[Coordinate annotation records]

%%

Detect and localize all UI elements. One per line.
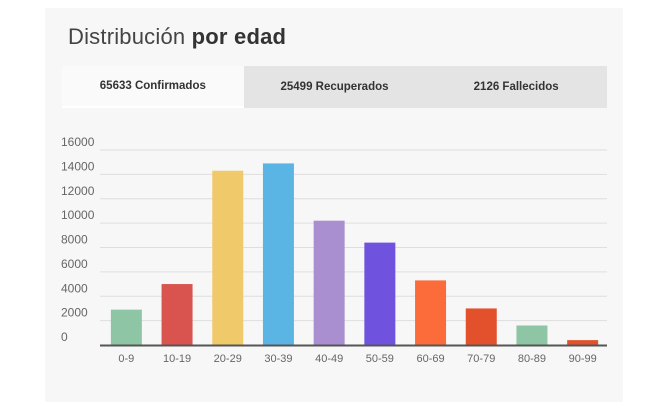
- page-title: Distribución por edad: [68, 24, 286, 50]
- x-tick-label: 20-29: [214, 353, 242, 365]
- x-tick-label: 70-79: [467, 353, 495, 365]
- x-tick-label: 50-59: [366, 353, 394, 365]
- bar-50-59: [364, 242, 396, 345]
- bar-20-29: [212, 170, 244, 345]
- y-tick-label: 4000: [61, 281, 88, 295]
- y-tick-label: 2000: [61, 306, 88, 320]
- bar-10-19: [161, 284, 193, 345]
- bar-70-79: [465, 308, 497, 345]
- bar-40-49: [313, 220, 345, 345]
- y-tick-label: 12000: [61, 184, 95, 198]
- y-tick-label: 0: [61, 330, 68, 344]
- tab-recuperados[interactable]: 25499 Recuperados: [280, 81, 389, 93]
- y-tick-label: 16000: [61, 135, 95, 149]
- x-tick-label: 60-69: [416, 353, 444, 365]
- bar-0-9: [110, 309, 142, 345]
- bar-60-69: [415, 280, 447, 345]
- y-tick-label: 6000: [61, 257, 88, 271]
- y-tick-label: 14000: [61, 159, 95, 173]
- y-tick-label: 8000: [61, 233, 88, 247]
- x-tick-label: 40-49: [315, 353, 343, 365]
- y-axis-ticks: 0 2000 4000 6000 8000 10000 12000 14000 16000: [61, 135, 95, 344]
- x-tick-label: 80-89: [518, 353, 546, 365]
- x-axis-ticks: 0-9 10-19 20-29 30-39 40-49 50-59 60-69 70-79 80…: [118, 353, 596, 365]
- title-regular: Distribución: [68, 24, 192, 49]
- bar-90-99: [567, 340, 599, 345]
- tab-bar: 65633 Confirmados 25499 Recuperados 2126…: [62, 66, 607, 108]
- bar-30-39: [262, 163, 294, 345]
- bars: [110, 163, 599, 345]
- x-tick-label: 30-39: [264, 353, 292, 365]
- x-tick-label: 10-19: [163, 353, 191, 365]
- x-tick-label: 0-9: [118, 353, 134, 365]
- tab-confirmados[interactable]: 65633 Confirmados: [62, 66, 244, 108]
- y-tick-label: 10000: [61, 208, 95, 222]
- title-bold: por edad: [191, 24, 287, 49]
- x-tick-label: 90-99: [569, 353, 597, 365]
- tab-fallecidos[interactable]: 2126 Fallecidos: [473, 81, 559, 93]
- bar-80-89: [516, 325, 548, 345]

%%

**The task**
Which lines in the records above contain the string "interactable"? Return each of those lines in full.

**Task answer**
- tab-recuperados[interactable]: 25499 Recuperados: [280, 81, 389, 93]
- tab-confirmados[interactable]: 65633 Confirmados: [62, 66, 244, 108]
- tab-fallecidos[interactable]: 2126 Fallecidos: [473, 81, 559, 93]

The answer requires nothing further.